RECORDS TO PROCESS:
>>>

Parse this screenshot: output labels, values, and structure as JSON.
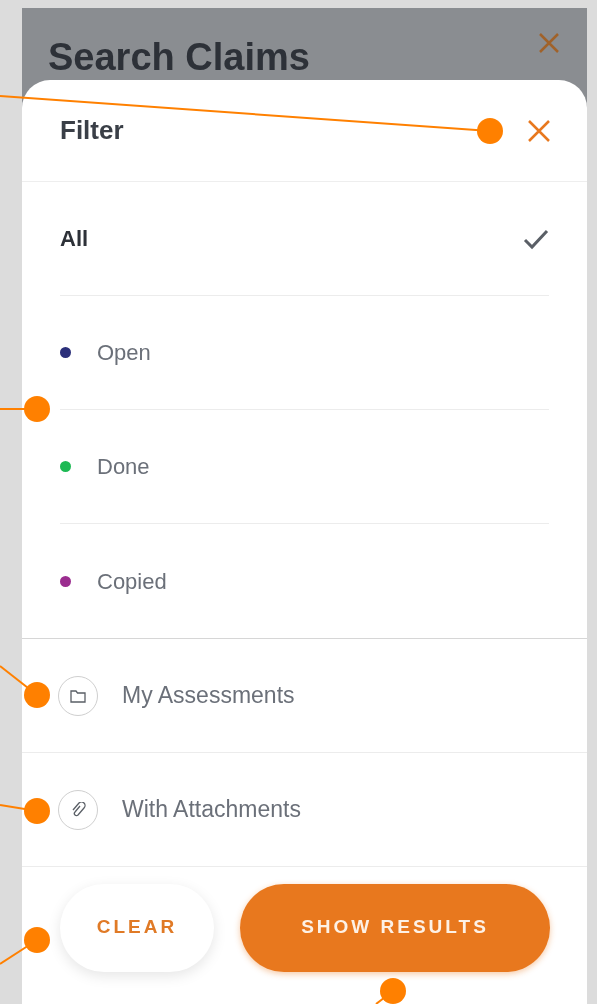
{
  "background_screen": {
    "title": "Search Claims"
  },
  "filter_sheet": {
    "title": "Filter",
    "statuses": [
      {
        "label": "All",
        "selected": true
      },
      {
        "label": "Open",
        "selected": false,
        "color": "#2b2f7a"
      },
      {
        "label": "Done",
        "selected": false,
        "color": "#1db954"
      },
      {
        "label": "Copied",
        "selected": false,
        "color": "#9b2d8f"
      }
    ],
    "options": [
      {
        "label": "My Assessments",
        "kind": "folder"
      },
      {
        "label": "With Attachments",
        "kind": "paperclip"
      }
    ],
    "buttons": [
      {
        "label": "CLEAR",
        "kind": "secondary"
      },
      {
        "label": "SHOW RESULTS",
        "kind": "primary"
      }
    ]
  }
}
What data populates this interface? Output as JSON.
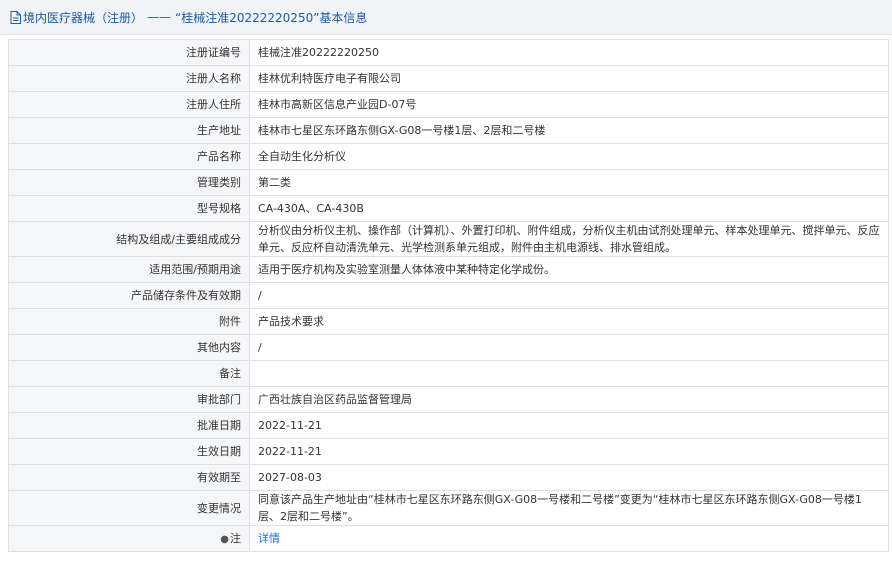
{
  "header": {
    "breadcrumb_root": "境内医疗器械（注册）",
    "separator": "——",
    "title": "“桂械注准20222220250”基本信息"
  },
  "rows": [
    {
      "label": "注册证编号",
      "value": "桂械注准20222220250"
    },
    {
      "label": "注册人名称",
      "value": "桂林优利特医疗电子有限公司"
    },
    {
      "label": "注册人住所",
      "value": "桂林市高新区信息产业园D-07号"
    },
    {
      "label": "生产地址",
      "value": "桂林市七星区东环路东侧GX-G08一号楼1层、2层和二号楼"
    },
    {
      "label": "产品名称",
      "value": "全自动生化分析仪"
    },
    {
      "label": "管理类别",
      "value": "第二类"
    },
    {
      "label": "型号规格",
      "value": "CA-430A、CA-430B"
    },
    {
      "label": "结构及组成/主要组成成分",
      "value": "分析仪由分析仪主机、操作部（计算机）、外置打印机、附件组成，分析仪主机由试剂处理单元、样本处理单元、搅拌单元、反应单元、反应杯自动清洗单元、光学检测系单元组成，附件由主机电源线、排水管组成。"
    },
    {
      "label": "适用范围/预期用途",
      "value": "适用于医疗机构及实验室测量人体体液中某种特定化学成份。"
    },
    {
      "label": "产品储存条件及有效期",
      "value": "/"
    },
    {
      "label": "附件",
      "value": "产品技术要求"
    },
    {
      "label": "其他内容",
      "value": "/"
    },
    {
      "label": "备注",
      "value": ""
    },
    {
      "label": "审批部门",
      "value": "广西壮族自治区药品监督管理局"
    },
    {
      "label": "批准日期",
      "value": "2022-11-21"
    },
    {
      "label": "生效日期",
      "value": "2022-11-21"
    },
    {
      "label": "有效期至",
      "value": "2027-08-03"
    },
    {
      "label": "变更情况",
      "value": "同意该产品生产地址由“桂林市七星区东环路东侧GX-G08一号楼和二号楼”变更为“桂林市七星区东环路东侧GX-G08一号楼1层、2层和二号楼”。"
    }
  ],
  "note": {
    "label": "注",
    "link": "详情",
    "icon": "pin-icon"
  }
}
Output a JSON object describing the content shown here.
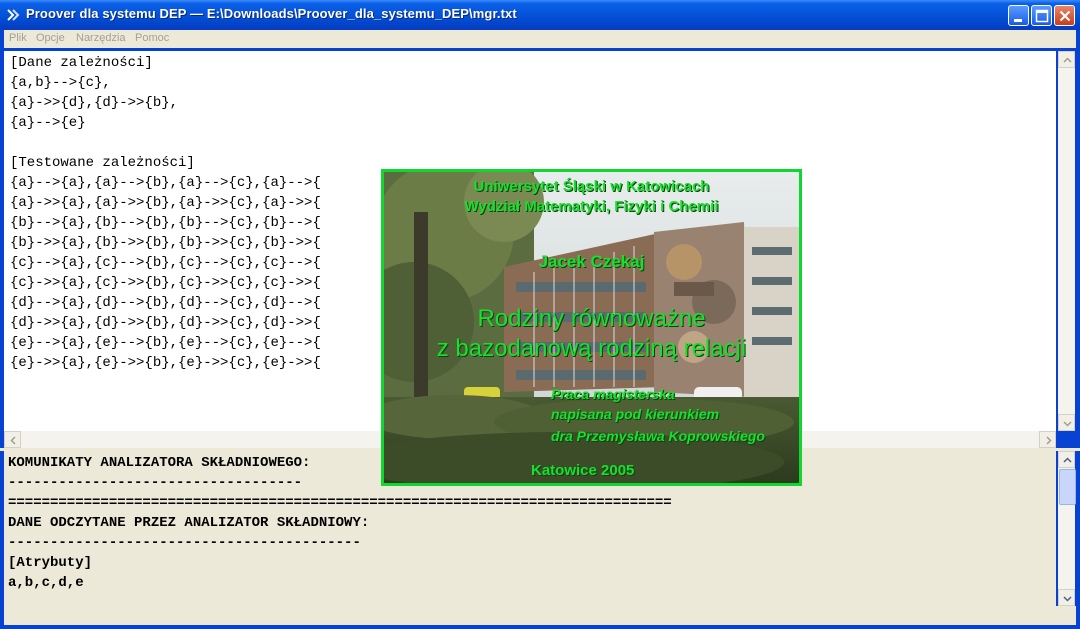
{
  "window": {
    "title": "Proover dla systemu DEP — E:\\Downloads\\Proover_dla_systemu_DEP\\mgr.txt"
  },
  "menu": [
    "Plik",
    "Opcje",
    "Narzędzia",
    "Pomoc"
  ],
  "editor": {
    "lines": [
      "[Dane zależności]",
      "{a,b}-->{c},",
      "{a}->>{d},{d}->>{b},",
      "{a}-->{e}",
      "",
      "[Testowane zależności]",
      "{a}-->{a},{a}-->{b},{a}-->{c},{a}-->{",
      "{a}->>{a},{a}->>{b},{a}->>{c},{a}->>{",
      "{b}-->{a},{b}-->{b},{b}-->{c},{b}-->{",
      "{b}->>{a},{b}->>{b},{b}->>{c},{b}->>{",
      "{c}-->{a},{c}-->{b},{c}-->{c},{c}-->{",
      "{c}->>{a},{c}->>{b},{c}->>{c},{c}->>{",
      "{d}-->{a},{d}-->{b},{d}-->{c},{d}-->{",
      "{d}->>{a},{d}->>{b},{d}->>{c},{d}->>{",
      "{e}-->{a},{e}-->{b},{e}-->{c},{e}-->{",
      "{e}->>{a},{e}->>{b},{e}->>{c},{e}->>{"
    ]
  },
  "messages": {
    "lines": [
      "KOMUNIKATY ANALIZATORA SKŁADNIOWEGO:",
      "-----------------------------------",
      "===============================================================================",
      "DANE ODCZYTANE PRZEZ ANALIZATOR SKŁADNIOWY:",
      "------------------------------------------",
      "[Atrybuty]",
      "a,b,c,d,e"
    ]
  },
  "splash": {
    "university": "Uniwersytet Śląski w Katowicach",
    "faculty": "Wydział Matematyki, Fizyki i Chemii",
    "author": "Jacek Czekaj",
    "title_line1": "Rodziny równoważne",
    "title_line2": "z bazodanową rodziną relacji",
    "thesis_line1": "Praca magisterska",
    "thesis_line2": "napisana pod kierunkiem",
    "thesis_line3": "dra Przemysława Koprowskiego",
    "place_year": "Katowice 2005"
  },
  "colors": {
    "titlebar": "#0453d8",
    "splash_text": "#18e02c",
    "splash_border": "#10d630"
  }
}
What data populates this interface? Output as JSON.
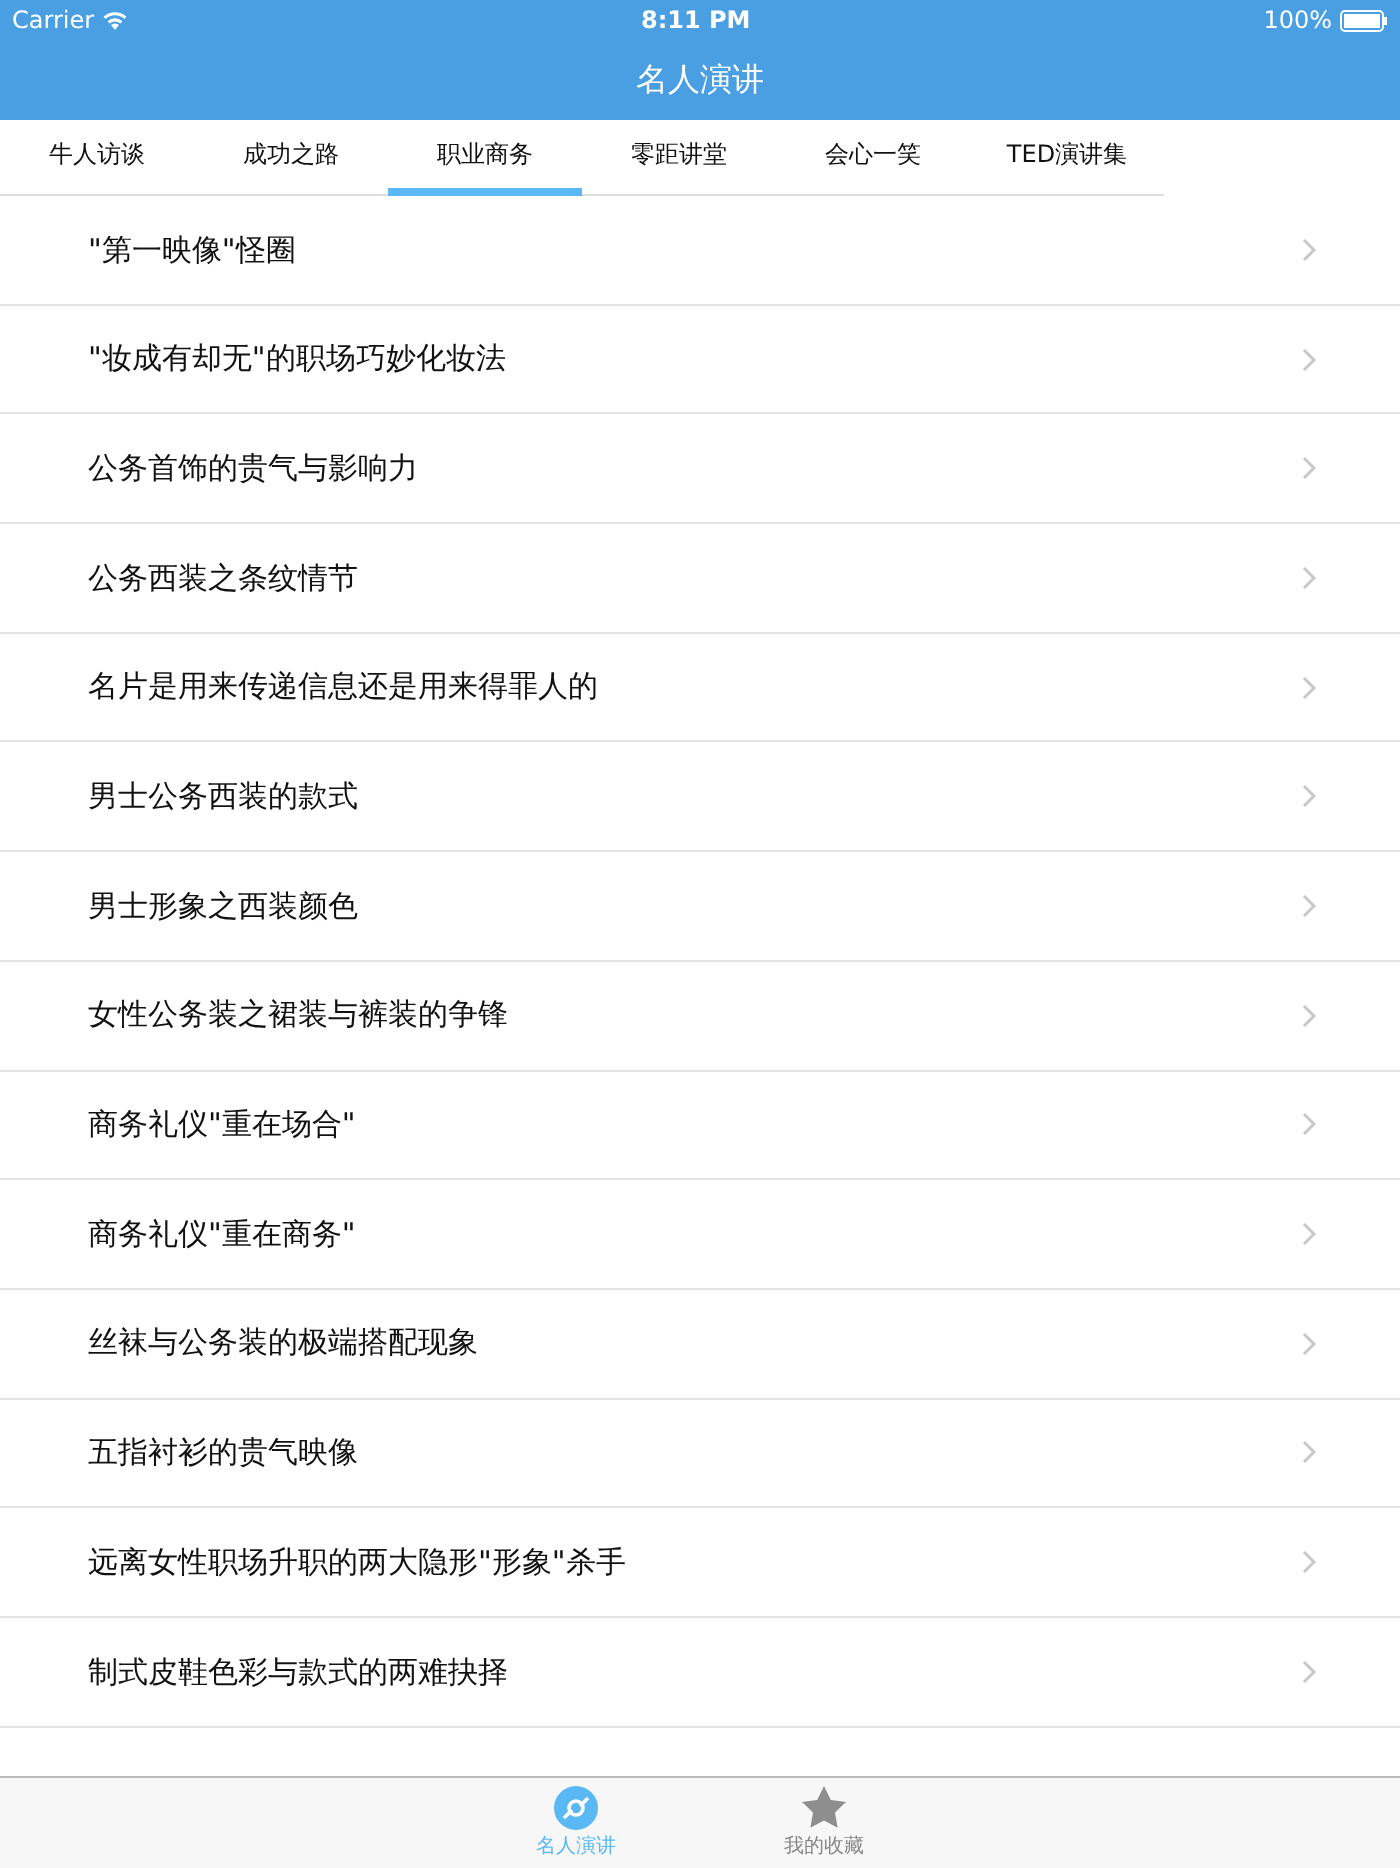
{
  "status_bar": {
    "carrier": "Carrier",
    "time": "8:11 PM",
    "battery": "100%"
  },
  "nav_bar": {
    "title": "名人演讲"
  },
  "tabs": [
    {
      "label": "牛人访谈",
      "selected": false
    },
    {
      "label": "成功之路",
      "selected": false
    },
    {
      "label": "职业商务",
      "selected": true
    },
    {
      "label": "零距讲堂",
      "selected": false
    },
    {
      "label": "会心一笑",
      "selected": false
    },
    {
      "label": "TED演讲集",
      "selected": false
    }
  ],
  "rows": [
    {
      "title": "\"第一映像\"怪圈"
    },
    {
      "title": "\"妆成有却无\"的职场巧妙化妆法"
    },
    {
      "title": "公务首饰的贵气与影响力"
    },
    {
      "title": "公务西装之条纹情节"
    },
    {
      "title": "名片是用来传递信息还是用来得罪人的"
    },
    {
      "title": "男士公务西装的款式"
    },
    {
      "title": "男士形象之西装颜色"
    },
    {
      "title": "女性公务装之裙装与裤装的争锋"
    },
    {
      "title": "商务礼仪\"重在场合\""
    },
    {
      "title": "商务礼仪\"重在商务\""
    },
    {
      "title": "丝袜与公务装的极端搭配现象"
    },
    {
      "title": "五指衬衫的贵气映像"
    },
    {
      "title": "远离女性职场升职的两大隐形\"形象\"杀手"
    },
    {
      "title": "制式皮鞋色彩与款式的两难抉择"
    }
  ],
  "tab_bar": [
    {
      "label": "名人演讲",
      "kind": "disc",
      "selected": true
    },
    {
      "label": "我的收藏",
      "kind": "star",
      "selected": false
    }
  ]
}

<<<

WHAT THE TASK ASKS:
Without the pictures, write out the whole listing above exactly as it appears.

SOLUTION:
Parse this screenshot: output labels, values, and structure as JSON.
{
  "background_screen": {
    "title": "Search Claims"
  },
  "filter_sheet": {
    "title": "Filter",
    "statuses": [
      {
        "label": "All",
        "selected": true
      },
      {
        "label": "Open",
        "selected": false,
        "color": "#2b2f7a"
      },
      {
        "label": "Done",
        "selected": false,
        "color": "#1db954"
      },
      {
        "label": "Copied",
        "selected": false,
        "color": "#9b2d8f"
      }
    ],
    "options": [
      {
        "label": "My Assessments",
        "kind": "folder"
      },
      {
        "label": "With Attachments",
        "kind": "paperclip"
      }
    ],
    "buttons": [
      {
        "label": "CLEAR",
        "kind": "secondary"
      },
      {
        "label": "SHOW RESULTS",
        "kind": "primary"
      }
    ]
  }
}
What data populates this interface? Output as JSON.
{
  "header": {
    "breadcrumb_root": "境内医疗器械（注册）",
    "separator": "——",
    "title": "“桂械注准20222220250”基本信息"
  },
  "rows": [
    {
      "label": "注册证编号",
      "value": "桂械注准20222220250"
    },
    {
      "label": "注册人名称",
      "value": "桂林优利特医疗电子有限公司"
    },
    {
      "label": "注册人住所",
      "value": "桂林市高新区信息产业园D-07号"
    },
    {
      "label": "生产地址",
      "value": "桂林市七星区东环路东侧GX-G08一号楼1层、2层和二号楼"
    },
    {
      "label": "产品名称",
      "value": "全自动生化分析仪"
    },
    {
      "label": "管理类别",
      "value": "第二类"
    },
    {
      "label": "型号规格",
      "value": "CA-430A、CA-430B"
    },
    {
      "label": "结构及组成/主要组成成分",
      "value": "分析仪由分析仪主机、操作部（计算机）、外置打印机、附件组成，分析仪主机由试剂处理单元、样本处理单元、搅拌单元、反应单元、反应杯自动清洗单元、光学检测系单元组成，附件由主机电源线、排水管组成。"
    },
    {
      "label": "适用范围/预期用途",
      "value": "适用于医疗机构及实验室测量人体体液中某种特定化学成份。"
    },
    {
      "label": "产品储存条件及有效期",
      "value": "/"
    },
    {
      "label": "附件",
      "value": "产品技术要求"
    },
    {
      "label": "其他内容",
      "value": "/"
    },
    {
      "label": "备注",
      "value": ""
    },
    {
      "label": "审批部门",
      "value": "广西壮族自治区药品监督管理局"
    },
    {
      "label": "批准日期",
      "value": "2022-11-21"
    },
    {
      "label": "生效日期",
      "value": "2022-11-21"
    },
    {
      "label": "有效期至",
      "value": "2027-08-03"
    },
    {
      "label": "变更情况",
      "value": "同意该产品生产地址由“桂林市七星区东环路东侧GX-G08一号楼和二号楼”变更为“桂林市七星区东环路东侧GX-G08一号楼1层、2层和二号楼”。"
    }
  ],
  "note": {
    "label": "注",
    "link": "详情",
    "icon": "pin-icon"
  }
}
Output a JSON object describing the content shown here.
{
  "window": {
    "title": "Proover dla systemu DEP — E:\\Downloads\\Proover_dla_systemu_DEP\\mgr.txt"
  },
  "menu": [
    "Plik",
    "Opcje",
    "Narzędzia",
    "Pomoc"
  ],
  "editor": {
    "lines": [
      "[Dane zależności]",
      "{a,b}-->{c},",
      "{a}->>{d},{d}->>{b},",
      "{a}-->{e}",
      "",
      "[Testowane zależności]",
      "{a}-->{a},{a}-->{b},{a}-->{c},{a}-->{",
      "{a}->>{a},{a}->>{b},{a}->>{c},{a}->>{",
      "{b}-->{a},{b}-->{b},{b}-->{c},{b}-->{",
      "{b}->>{a},{b}->>{b},{b}->>{c},{b}->>{",
      "{c}-->{a},{c}-->{b},{c}-->{c},{c}-->{",
      "{c}->>{a},{c}->>{b},{c}->>{c},{c}->>{",
      "{d}-->{a},{d}-->{b},{d}-->{c},{d}-->{",
      "{d}->>{a},{d}->>{b},{d}->>{c},{d}->>{",
      "{e}-->{a},{e}-->{b},{e}-->{c},{e}-->{",
      "{e}->>{a},{e}->>{b},{e}->>{c},{e}->>{"
    ]
  },
  "messages": {
    "lines": [
      "KOMUNIKATY ANALIZATORA SKŁADNIOWEGO:",
      "-----------------------------------",
      "===============================================================================",
      "DANE ODCZYTANE PRZEZ ANALIZATOR SKŁADNIOWY:",
      "------------------------------------------",
      "[Atrybuty]",
      "a,b,c,d,e"
    ]
  },
  "splash": {
    "university": "Uniwersytet Śląski w Katowicach",
    "faculty": "Wydział Matematyki, Fizyki i Chemii",
    "author": "Jacek Czekaj",
    "title_line1": "Rodziny równoważne",
    "title_line2": "z bazodanową rodziną relacji",
    "thesis_line1": "Praca magisterska",
    "thesis_line2": "napisana pod kierunkiem",
    "thesis_line3": "dra Przemysława Koprowskiego",
    "place_year": "Katowice 2005"
  },
  "colors": {
    "titlebar": "#0453d8",
    "splash_text": "#18e02c",
    "splash_border": "#10d630"
  }
}
What data populates this interface? Output as JSON.
{
  "status_bar": {
    "carrier": "Carrier",
    "time": "8:11 PM",
    "battery": "100%"
  },
  "nav_bar": {
    "title": "名人演讲"
  },
  "tabs": [
    {
      "label": "牛人访谈",
      "selected": false
    },
    {
      "label": "成功之路",
      "selected": false
    },
    {
      "label": "职业商务",
      "selected": true
    },
    {
      "label": "零距讲堂",
      "selected": false
    },
    {
      "label": "会心一笑",
      "selected": false
    },
    {
      "label": "TED演讲集",
      "selected": false
    }
  ],
  "rows": [
    {
      "title": "\"第一映像\"怪圈"
    },
    {
      "title": "\"妆成有却无\"的职场巧妙化妆法"
    },
    {
      "title": "公务首饰的贵气与影响力"
    },
    {
      "title": "公务西装之条纹情节"
    },
    {
      "title": "名片是用来传递信息还是用来得罪人的"
    },
    {
      "title": "男士公务西装的款式"
    },
    {
      "title": "男士形象之西装颜色"
    },
    {
      "title": "女性公务装之裙装与裤装的争锋"
    },
    {
      "title": "商务礼仪\"重在场合\""
    },
    {
      "title": "商务礼仪\"重在商务\""
    },
    {
      "title": "丝袜与公务装的极端搭配现象"
    },
    {
      "title": "五指衬衫的贵气映像"
    },
    {
      "title": "远离女性职场升职的两大隐形\"形象\"杀手"
    },
    {
      "title": "制式皮鞋色彩与款式的两难抉择"
    }
  ],
  "tab_bar": [
    {
      "label": "名人演讲",
      "kind": "disc",
      "selected": true
    },
    {
      "label": "我的收藏",
      "kind": "star",
      "selected": false
    }
  ]
}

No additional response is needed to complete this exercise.